Exercise: Reproduce every record below exactly as written, but leave out any pictures.

(Stored records)
** begin **
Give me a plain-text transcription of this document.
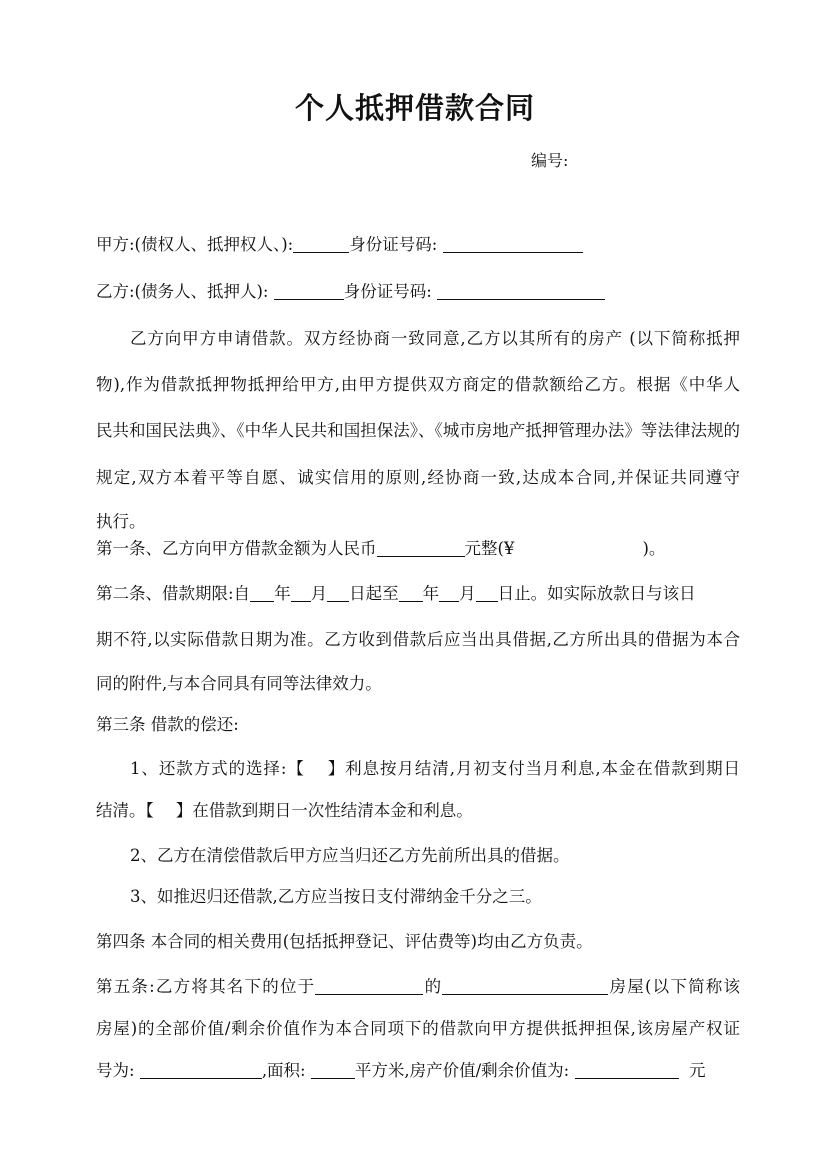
个人抵押借款合同
编号:
甲方:(债权人、抵押权人、):	身份证号码:
乙方:(债务人、抵押人):	身份证号码:
乙方向甲方申请借款。双方经协商一致同意,乙方以其所有的房产 (以下简称抵押
物),作为借款抵押物抵押给甲方,由甲方提供双方商定的借款额给乙方。根据《中华人
民共和国民法典》、《中华人民共和国担保法》、《城市房地产抵押管理办法》等法律法规的
规定,双方本着平等自愿、诚实信用的原则,经协商一致,达成本合同,并保证共同遵守
执行。
第一条、乙方向甲方借款金额为人民币	元整(¥	)。
第二条、借款期限:自 年 月 日起至 年 月 日止。如实际放款日与该日
期不符,以实际借款日期为准。乙方收到借款后应当出具借据,乙方所出具的借据为本合
同的附件,与本合同具有同等法律效力。
第三条 借款的偿还:
1、还款方式的选择:【 】利息按月结清,月初支付当月利息,本金在借款到期日
结清。【 】在借款到期日一次性结清本金和利息。
2、乙方在清偿借款后甲方应当归还乙方先前所出具的借据。
3、如推迟归还借款,乙方应当按日支付滞纳金千分之三。
第四条 本合同的相关费用(包括抵押登记、评估费等)均由乙方负责。
第五条:乙方将其名下的位于	的	房屋(以下简称该
房屋)的全部价值/剩余价值作为本合同项下的借款向甲方提供抵押担保,该房屋产权证
号为:	,面积:	平方米,房产价值/剩余价值为:	元
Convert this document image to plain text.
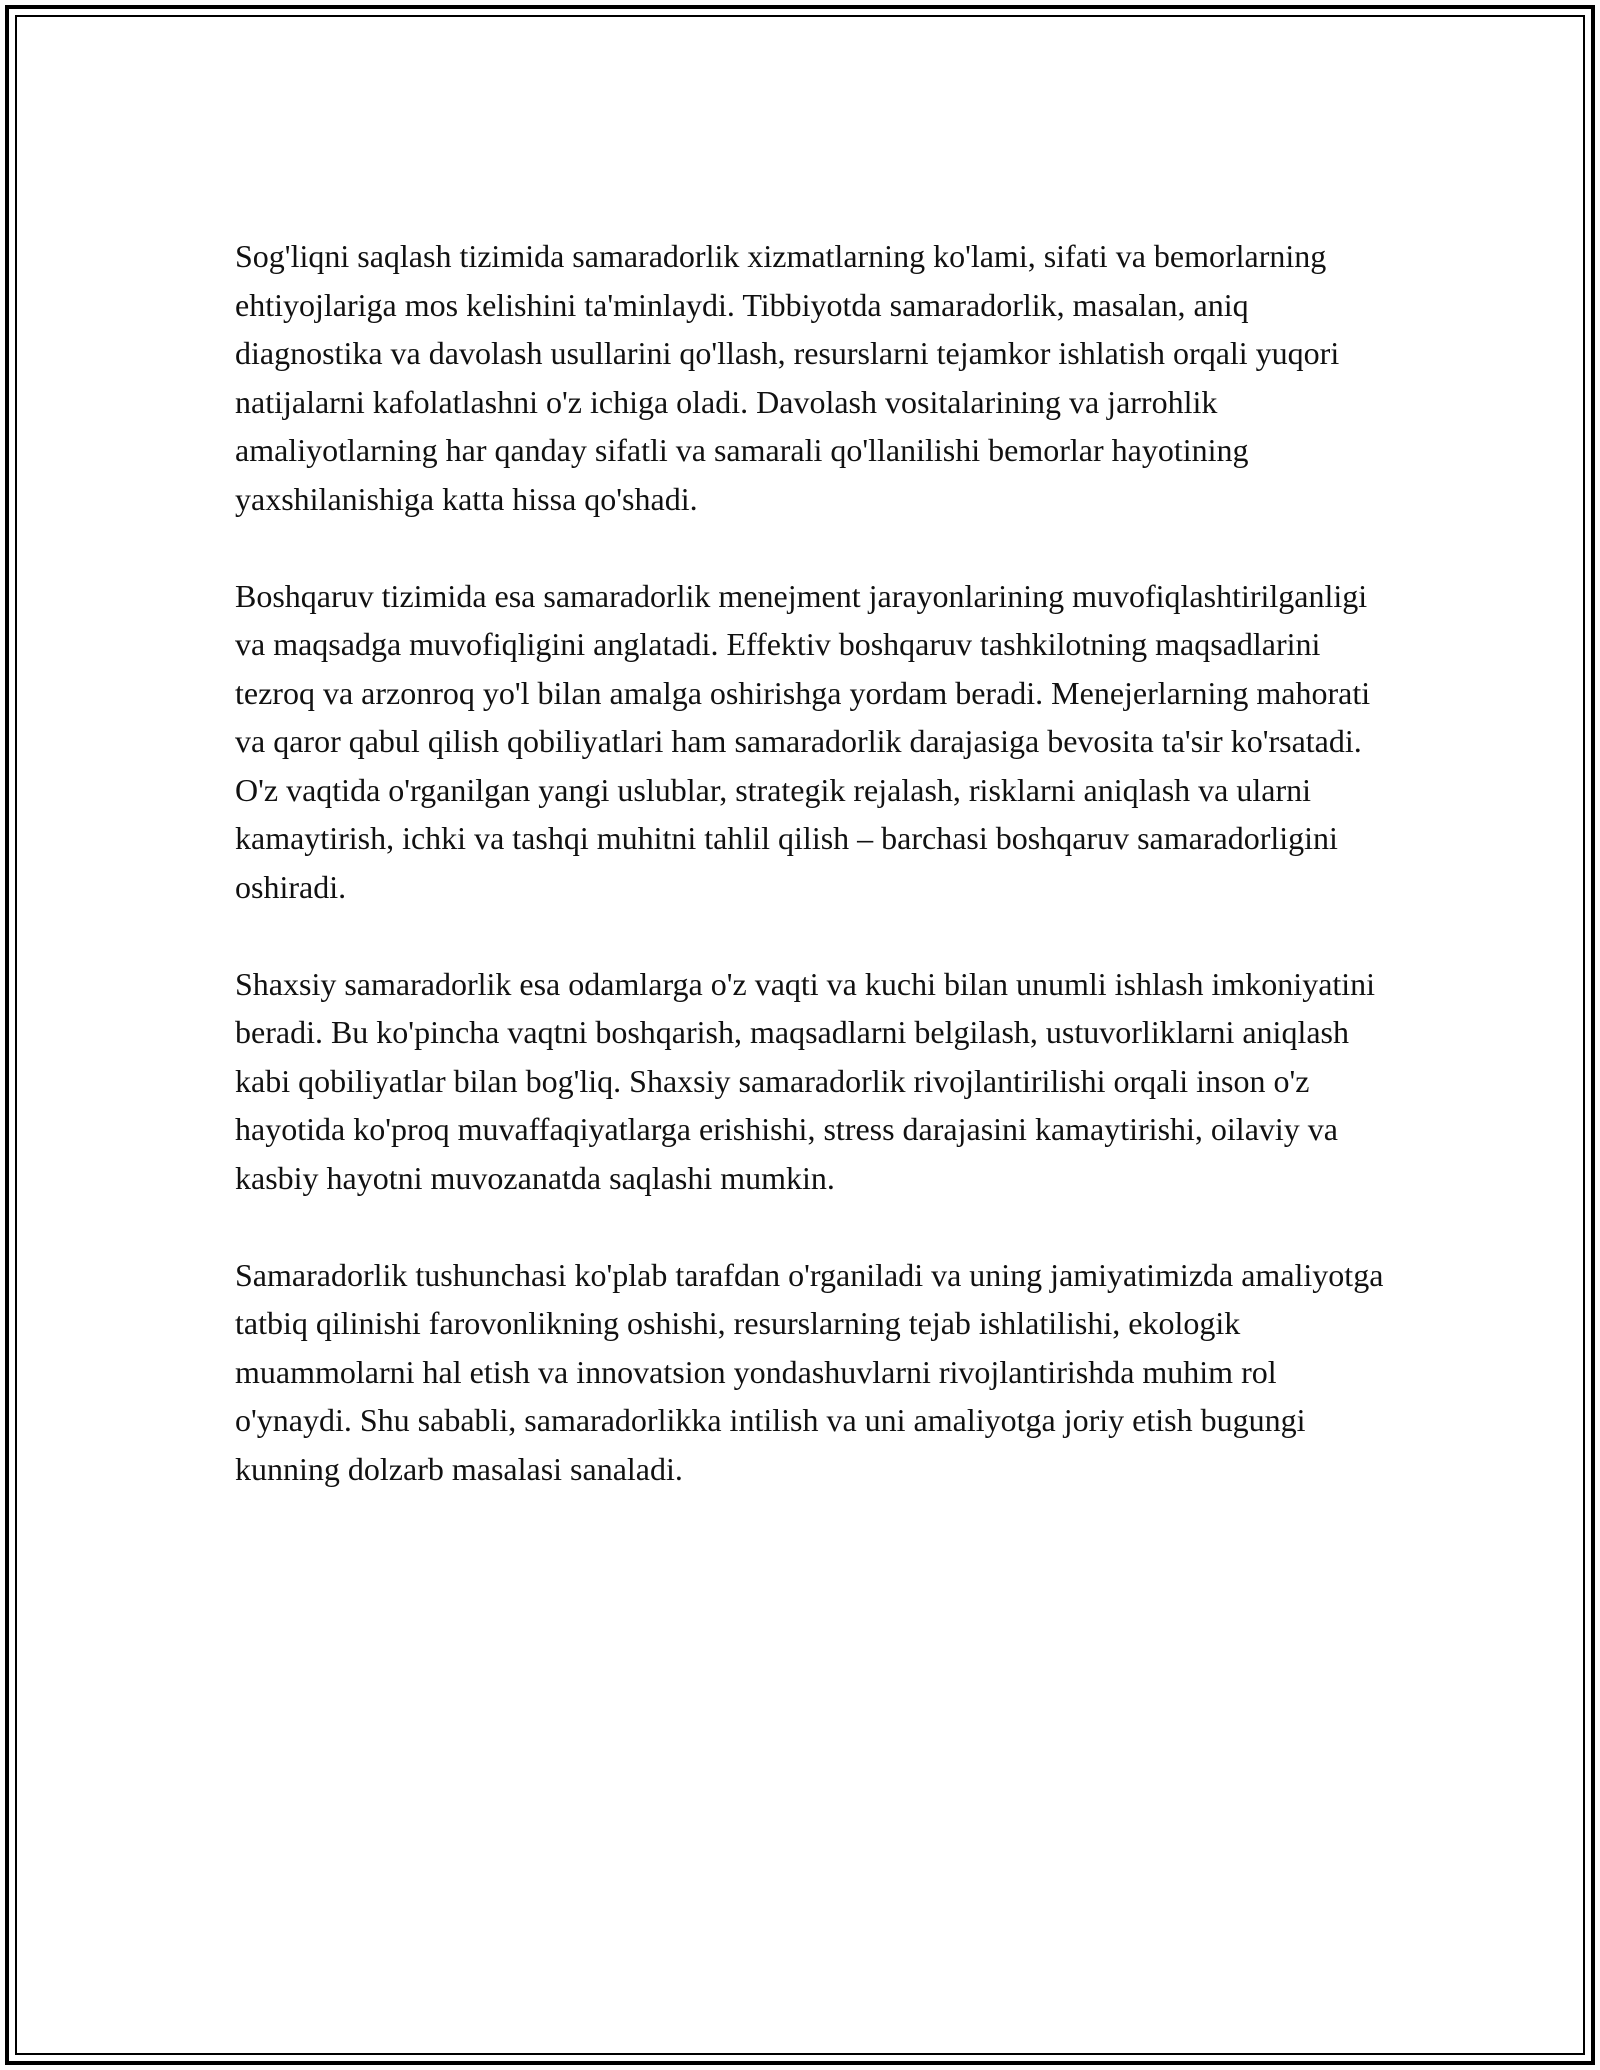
Sog'liqni saqlash tizimida samaradorlik xizmatlarning ko'lami, sifati va bemorlarning ehtiyojlariga mos kelishini ta'minlaydi. Tibbiyotda samaradorlik, masalan, aniq diagnostika va davolash usullarini qo'llash, resurslarni tejamkor ishlatish orqali yuqori natijalarni kafolatlashni o'z ichiga oladi. Davolash vositalarining va jarrohlik amaliyotlarning har qanday sifatli va samarali qo'llanilishi bemorlar hayotining yaxshilanishiga katta hissa qo'shadi.

Boshqaruv tizimida esa samaradorlik menejment jarayonlarining muvofiqlashtirilganligi va maqsadga muvofiqligini anglatadi. Effektiv boshqaruv tashkilotning maqsadlarini tezroq va arzonroq yo'l bilan amalga oshirishga yordam beradi. Menejerlarning mahorati va qaror qabul qilish qobiliyatlari ham samaradorlik darajasiga bevosita ta'sir ko'rsatadi. O'z vaqtida o'rganilgan yangi uslublar, strategik rejalash, risklarni aniqlash va ularni kamaytirish, ichki va tashqi muhitni tahlil qilish – barchasi boshqaruv samaradorligini oshiradi.

Shaxsiy samaradorlik esa odamlarga o'z vaqti va kuchi bilan unumli ishlash imkoniyatini beradi. Bu ko'pincha vaqtni boshqarish, maqsadlarni belgilash, ustuvorliklarni aniqlash kabi qobiliyatlar bilan bog'liq. Shaxsiy samaradorlik rivojlantirilishi orqali inson o'z hayotida ko'proq muvaffaqiyatlarga erishishi, stress darajasini kamaytirishi, oilaviy va kasbiy hayotni muvozanatda saqlashi mumkin.

Samaradorlik tushunchasi ko'plab tarafdan o'rganiladi va uning jamiyatimizda amaliyotga tatbiq qilinishi farovonlikning oshishi, resurslarning tejab ishlatilishi, ekologik muammolarni hal etish va innovatsion yondashuvlarni rivojlantirishda muhim rol o'ynaydi. Shu sababli, samaradorlikka intilish va uni amaliyotga joriy etish bugungi kunning dolzarb masalasi sanaladi.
** end **
Output of the exercise:
Give me a plain-text transcription of this document.
个人抵押借款合同
编号:
甲方:(债权人、抵押权人、):	身份证号码:
乙方:(债务人、抵押人):	身份证号码:
乙方向甲方申请借款。双方经协商一致同意,乙方以其所有的房产 (以下简称抵押
物),作为借款抵押物抵押给甲方,由甲方提供双方商定的借款额给乙方。根据《中华人
民共和国民法典》、《中华人民共和国担保法》、《城市房地产抵押管理办法》等法律法规的
规定,双方本着平等自愿、诚实信用的原则,经协商一致,达成本合同,并保证共同遵守
执行。
第一条、乙方向甲方借款金额为人民币	元整(¥	)。
第二条、借款期限:自 年 月 日起至 年 月 日止。如实际放款日与该日
期不符,以实际借款日期为准。乙方收到借款后应当出具借据,乙方所出具的借据为本合
同的附件,与本合同具有同等法律效力。
第三条 借款的偿还:
1、还款方式的选择:【 】利息按月结清,月初支付当月利息,本金在借款到期日
结清。【 】在借款到期日一次性结清本金和利息。
2、乙方在清偿借款后甲方应当归还乙方先前所出具的借据。
3、如推迟归还借款,乙方应当按日支付滞纳金千分之三。
第四条 本合同的相关费用(包括抵押登记、评估费等)均由乙方负责。
第五条:乙方将其名下的位于	的	房屋(以下简称该
房屋)的全部价值/剩余价值作为本合同项下的借款向甲方提供抵押担保,该房屋产权证
号为:	,面积:	平方米,房产价值/剩余价值为:	元
Convert this document image to plain text.
Sog'liqni saqlash tizimida samaradorlik xizmatlarning ko'lami, sifati va bemorlarning ehtiyojlariga mos kelishini ta'minlaydi. Tibbiyotda samaradorlik, masalan, aniq diagnostika va davolash usullarini qo'llash, resurslarni tejamkor ishlatish orqali yuqori natijalarni kafolatlashni o'z ichiga oladi. Davolash vositalarining va jarrohlik amaliyotlarning har qanday sifatli va samarali qo'llanilishi bemorlar hayotining yaxshilanishiga katta hissa qo'shadi.

Boshqaruv tizimida esa samaradorlik menejment jarayonlarining muvofiqlashtirilganligi va maqsadga muvofiqligini anglatadi. Effektiv boshqaruv tashkilotning maqsadlarini tezroq va arzonroq yo'l bilan amalga oshirishga yordam beradi. Menejerlarning mahorati va qaror qabul qilish qobiliyatlari ham samaradorlik darajasiga bevosita ta'sir ko'rsatadi. O'z vaqtida o'rganilgan yangi uslublar, strategik rejalash, risklarni aniqlash va ularni kamaytirish, ichki va tashqi muhitni tahlil qilish – barchasi boshqaruv samaradorligini oshiradi.

Shaxsiy samaradorlik esa odamlarga o'z vaqti va kuchi bilan unumli ishlash imkoniyatini beradi. Bu ko'pincha vaqtni boshqarish, maqsadlarni belgilash, ustuvorliklarni aniqlash kabi qobiliyatlar bilan bog'liq. Shaxsiy samaradorlik rivojlantirilishi orqali inson o'z hayotida ko'proq muvaffaqiyatlarga erishishi, stress darajasini kamaytirishi, oilaviy va kasbiy hayotni muvozanatda saqlashi mumkin.

Samaradorlik tushunchasi ko'plab tarafdan o'rganiladi va uning jamiyatimizda amaliyotga tatbiq qilinishi farovonlikning oshishi, resurslarning tejab ishlatilishi, ekologik muammolarni hal etish va innovatsion yondashuvlarni rivojlantirishda muhim rol o'ynaydi. Shu sababli, samaradorlikka intilish va uni amaliyotga joriy etish bugungi kunning dolzarb masalasi sanaladi.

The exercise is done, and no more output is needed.